■ TASK STATEMENT
Give back exactly the lines from the one containing "What does this" through the end of the records, including both, and no others.

■ RECORDS FOR PROCESSING
* begin *
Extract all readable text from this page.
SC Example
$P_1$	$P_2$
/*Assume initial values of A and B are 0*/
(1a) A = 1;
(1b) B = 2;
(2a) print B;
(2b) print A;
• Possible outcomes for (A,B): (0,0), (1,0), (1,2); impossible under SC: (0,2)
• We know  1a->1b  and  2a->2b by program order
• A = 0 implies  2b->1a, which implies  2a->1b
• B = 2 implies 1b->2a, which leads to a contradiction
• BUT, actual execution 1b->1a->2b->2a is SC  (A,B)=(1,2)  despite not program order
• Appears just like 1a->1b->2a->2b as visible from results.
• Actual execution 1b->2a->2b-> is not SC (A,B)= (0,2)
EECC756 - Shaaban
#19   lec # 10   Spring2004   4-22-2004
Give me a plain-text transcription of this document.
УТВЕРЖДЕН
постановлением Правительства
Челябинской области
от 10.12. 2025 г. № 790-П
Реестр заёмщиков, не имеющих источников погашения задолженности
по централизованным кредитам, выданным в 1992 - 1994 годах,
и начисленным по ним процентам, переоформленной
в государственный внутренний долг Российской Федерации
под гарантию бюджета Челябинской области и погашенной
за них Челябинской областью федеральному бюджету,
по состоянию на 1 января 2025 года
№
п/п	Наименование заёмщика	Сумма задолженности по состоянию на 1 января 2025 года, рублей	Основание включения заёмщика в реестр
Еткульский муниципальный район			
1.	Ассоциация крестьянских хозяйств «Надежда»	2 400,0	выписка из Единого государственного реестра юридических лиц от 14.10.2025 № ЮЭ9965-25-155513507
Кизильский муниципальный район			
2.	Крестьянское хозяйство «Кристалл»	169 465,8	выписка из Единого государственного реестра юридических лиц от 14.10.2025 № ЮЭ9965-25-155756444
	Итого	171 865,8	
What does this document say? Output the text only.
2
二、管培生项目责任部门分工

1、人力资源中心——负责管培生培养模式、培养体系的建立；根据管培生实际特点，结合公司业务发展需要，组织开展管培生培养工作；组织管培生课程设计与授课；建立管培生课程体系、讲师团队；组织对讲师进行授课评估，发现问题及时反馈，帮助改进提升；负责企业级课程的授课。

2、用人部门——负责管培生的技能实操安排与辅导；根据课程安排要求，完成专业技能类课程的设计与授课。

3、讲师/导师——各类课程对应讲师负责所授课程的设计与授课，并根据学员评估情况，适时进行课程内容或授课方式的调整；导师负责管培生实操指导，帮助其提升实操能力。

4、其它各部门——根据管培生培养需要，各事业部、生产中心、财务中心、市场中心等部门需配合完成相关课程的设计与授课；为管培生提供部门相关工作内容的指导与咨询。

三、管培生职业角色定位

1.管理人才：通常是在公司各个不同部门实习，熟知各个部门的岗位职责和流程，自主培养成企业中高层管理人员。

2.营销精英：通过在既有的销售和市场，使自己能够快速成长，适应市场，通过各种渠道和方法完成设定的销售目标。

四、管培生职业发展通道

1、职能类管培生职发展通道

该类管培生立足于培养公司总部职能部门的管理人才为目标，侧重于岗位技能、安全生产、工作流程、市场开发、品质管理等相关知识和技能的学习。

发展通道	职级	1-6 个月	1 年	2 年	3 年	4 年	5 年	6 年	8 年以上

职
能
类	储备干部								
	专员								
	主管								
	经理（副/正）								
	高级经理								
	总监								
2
* end *
■ ANSWER TO THE EXERCISE
What does this document say? Output the text only.
2
二、管培生项目责任部门分工

1、人力资源中心——负责管培生培养模式、培养体系的建立；根据管培生实际特点，结合公司业务发展需要，组织开展管培生培养工作；组织管培生课程设计与授课；建立管培生课程体系、讲师团队；组织对讲师进行授课评估，发现问题及时反馈，帮助改进提升；负责企业级课程的授课。

2、用人部门——负责管培生的技能实操安排与辅导；根据课程安排要求，完成专业技能类课程的设计与授课。

3、讲师/导师——各类课程对应讲师负责所授课程的设计与授课，并根据学员评估情况，适时进行课程内容或授课方式的调整；导师负责管培生实操指导，帮助其提升实操能力。

4、其它各部门——根据管培生培养需要，各事业部、生产中心、财务中心、市场中心等部门需配合完成相关课程的设计与授课；为管培生提供部门相关工作内容的指导与咨询。

三、管培生职业角色定位

1.管理人才：通常是在公司各个不同部门实习，熟知各个部门的岗位职责和流程，自主培养成企业中高层管理人员。

2.营销精英：通过在既有的销售和市场，使自己能够快速成长，适应市场，通过各种渠道和方法完成设定的销售目标。

四、管培生职业发展通道

1、职能类管培生职发展通道

该类管培生立足于培养公司总部职能部门的管理人才为目标，侧重于岗位技能、安全生产、工作流程、市场开发、品质管理等相关知识和技能的学习。

发展通道	职级	1-6 个月	1 年	2 年	3 年	4 年	5 年	6 年	8 年以上

职
能
类	储备干部								
	专员								
	主管								
	经理（副/正）								
	高级经理								
	总监								
2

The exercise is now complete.